(Dataset entries)
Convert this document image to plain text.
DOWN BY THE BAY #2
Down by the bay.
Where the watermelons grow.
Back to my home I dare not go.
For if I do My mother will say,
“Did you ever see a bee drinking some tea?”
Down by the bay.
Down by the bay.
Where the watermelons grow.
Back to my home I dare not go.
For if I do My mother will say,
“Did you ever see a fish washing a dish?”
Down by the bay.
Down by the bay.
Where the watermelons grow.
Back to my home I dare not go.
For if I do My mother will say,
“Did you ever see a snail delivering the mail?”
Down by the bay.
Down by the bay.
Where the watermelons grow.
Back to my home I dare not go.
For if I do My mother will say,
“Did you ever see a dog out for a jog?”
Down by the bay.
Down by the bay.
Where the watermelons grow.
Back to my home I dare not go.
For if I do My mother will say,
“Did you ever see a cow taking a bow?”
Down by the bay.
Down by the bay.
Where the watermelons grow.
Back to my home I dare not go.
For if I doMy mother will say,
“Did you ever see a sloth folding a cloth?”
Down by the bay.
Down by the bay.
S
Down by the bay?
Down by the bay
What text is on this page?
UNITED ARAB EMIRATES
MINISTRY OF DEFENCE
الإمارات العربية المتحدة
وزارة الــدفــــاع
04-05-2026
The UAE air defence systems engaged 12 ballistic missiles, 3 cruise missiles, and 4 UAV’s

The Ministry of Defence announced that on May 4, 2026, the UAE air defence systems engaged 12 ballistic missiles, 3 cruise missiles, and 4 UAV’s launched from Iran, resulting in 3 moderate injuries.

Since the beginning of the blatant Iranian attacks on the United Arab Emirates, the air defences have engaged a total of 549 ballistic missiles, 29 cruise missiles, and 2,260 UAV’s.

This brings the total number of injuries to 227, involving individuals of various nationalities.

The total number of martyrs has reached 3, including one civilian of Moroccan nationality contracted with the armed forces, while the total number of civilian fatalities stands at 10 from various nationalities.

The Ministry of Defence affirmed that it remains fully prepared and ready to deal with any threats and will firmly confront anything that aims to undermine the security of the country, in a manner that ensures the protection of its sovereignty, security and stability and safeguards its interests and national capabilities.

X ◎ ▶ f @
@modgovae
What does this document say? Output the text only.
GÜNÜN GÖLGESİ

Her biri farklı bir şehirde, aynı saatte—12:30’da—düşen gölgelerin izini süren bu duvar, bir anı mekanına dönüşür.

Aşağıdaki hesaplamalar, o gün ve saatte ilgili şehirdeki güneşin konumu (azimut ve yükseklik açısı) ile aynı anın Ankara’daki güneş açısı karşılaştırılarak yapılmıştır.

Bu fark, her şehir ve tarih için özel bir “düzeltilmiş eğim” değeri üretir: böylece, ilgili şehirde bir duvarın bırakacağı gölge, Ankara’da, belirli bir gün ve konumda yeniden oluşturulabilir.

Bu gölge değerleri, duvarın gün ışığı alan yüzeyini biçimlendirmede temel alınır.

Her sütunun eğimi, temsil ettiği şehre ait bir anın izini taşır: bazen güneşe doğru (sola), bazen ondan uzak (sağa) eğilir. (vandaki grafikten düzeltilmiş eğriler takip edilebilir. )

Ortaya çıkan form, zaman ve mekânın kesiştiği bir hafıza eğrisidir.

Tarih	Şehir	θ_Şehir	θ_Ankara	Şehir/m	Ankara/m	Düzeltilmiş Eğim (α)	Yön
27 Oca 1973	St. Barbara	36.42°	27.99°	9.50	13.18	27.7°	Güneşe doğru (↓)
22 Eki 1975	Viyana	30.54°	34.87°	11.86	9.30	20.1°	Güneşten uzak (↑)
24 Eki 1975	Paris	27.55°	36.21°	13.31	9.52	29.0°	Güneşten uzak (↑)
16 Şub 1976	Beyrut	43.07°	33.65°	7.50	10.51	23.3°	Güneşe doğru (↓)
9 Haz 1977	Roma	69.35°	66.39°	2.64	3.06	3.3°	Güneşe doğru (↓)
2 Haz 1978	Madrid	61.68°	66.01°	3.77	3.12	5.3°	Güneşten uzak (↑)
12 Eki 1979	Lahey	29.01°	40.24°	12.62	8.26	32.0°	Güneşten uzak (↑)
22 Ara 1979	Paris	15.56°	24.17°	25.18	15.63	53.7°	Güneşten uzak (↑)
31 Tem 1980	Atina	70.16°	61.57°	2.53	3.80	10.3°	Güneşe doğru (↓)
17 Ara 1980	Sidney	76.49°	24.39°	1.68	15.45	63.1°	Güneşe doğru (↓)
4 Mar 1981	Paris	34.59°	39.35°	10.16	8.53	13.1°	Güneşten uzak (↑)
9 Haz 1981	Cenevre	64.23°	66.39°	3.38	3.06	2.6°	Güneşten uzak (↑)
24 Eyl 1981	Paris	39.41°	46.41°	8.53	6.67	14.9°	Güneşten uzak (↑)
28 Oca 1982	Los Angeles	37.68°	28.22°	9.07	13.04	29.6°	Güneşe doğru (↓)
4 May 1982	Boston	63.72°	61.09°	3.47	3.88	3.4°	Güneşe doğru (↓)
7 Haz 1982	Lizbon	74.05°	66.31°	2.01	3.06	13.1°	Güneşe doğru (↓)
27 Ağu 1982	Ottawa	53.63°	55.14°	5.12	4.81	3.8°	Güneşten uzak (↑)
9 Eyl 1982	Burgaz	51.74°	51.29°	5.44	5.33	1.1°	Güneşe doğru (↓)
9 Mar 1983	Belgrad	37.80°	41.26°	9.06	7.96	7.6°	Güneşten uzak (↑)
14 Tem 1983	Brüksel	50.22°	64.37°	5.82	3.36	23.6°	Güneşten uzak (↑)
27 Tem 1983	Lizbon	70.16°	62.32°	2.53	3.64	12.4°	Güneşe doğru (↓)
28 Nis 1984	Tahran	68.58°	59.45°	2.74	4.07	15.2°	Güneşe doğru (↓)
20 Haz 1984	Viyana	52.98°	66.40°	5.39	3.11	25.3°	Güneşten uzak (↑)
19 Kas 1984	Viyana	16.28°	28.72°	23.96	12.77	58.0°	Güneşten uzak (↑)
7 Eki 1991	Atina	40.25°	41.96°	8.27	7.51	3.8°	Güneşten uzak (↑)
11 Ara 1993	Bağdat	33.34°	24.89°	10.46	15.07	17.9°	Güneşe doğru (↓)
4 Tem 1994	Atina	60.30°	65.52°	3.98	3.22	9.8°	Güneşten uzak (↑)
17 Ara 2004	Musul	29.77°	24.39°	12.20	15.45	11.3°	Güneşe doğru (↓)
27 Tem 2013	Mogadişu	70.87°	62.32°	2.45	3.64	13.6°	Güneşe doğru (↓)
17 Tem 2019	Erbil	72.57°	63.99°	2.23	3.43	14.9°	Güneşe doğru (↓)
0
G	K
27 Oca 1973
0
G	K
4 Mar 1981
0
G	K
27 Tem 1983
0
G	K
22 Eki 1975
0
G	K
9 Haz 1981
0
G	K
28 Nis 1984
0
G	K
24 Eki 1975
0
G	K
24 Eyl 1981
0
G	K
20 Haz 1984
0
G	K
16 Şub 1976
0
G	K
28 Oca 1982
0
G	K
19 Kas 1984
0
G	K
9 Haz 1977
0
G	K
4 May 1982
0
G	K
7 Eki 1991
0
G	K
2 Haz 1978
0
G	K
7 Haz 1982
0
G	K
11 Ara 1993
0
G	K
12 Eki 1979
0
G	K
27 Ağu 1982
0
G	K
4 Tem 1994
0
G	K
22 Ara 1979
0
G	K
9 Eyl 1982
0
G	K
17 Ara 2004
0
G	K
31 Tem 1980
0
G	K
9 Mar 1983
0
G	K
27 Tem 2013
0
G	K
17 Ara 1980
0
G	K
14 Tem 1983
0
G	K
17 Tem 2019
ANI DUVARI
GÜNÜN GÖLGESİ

→ **Requirement**
Wherever "ballistic" shows up in a line, copy that line.

→ **Right answer**
The UAE air defence systems engaged 12 ballistic missiles, 3 cruise missiles, and 4 UAV’s
The Ministry of Defence announced that on May 4, 2026, the UAE air defence systems engaged 12 ballistic missiles, 3 cruise missiles, and 4 UAV’s launched from Iran, resulting in 3 moderate injuries.
Since the beginning of the blatant Iranian attacks on the United Arab Emirates, the air defences have engaged a total of 549 ballistic missiles, 29 cruise missiles, and 2,260 UAV’s.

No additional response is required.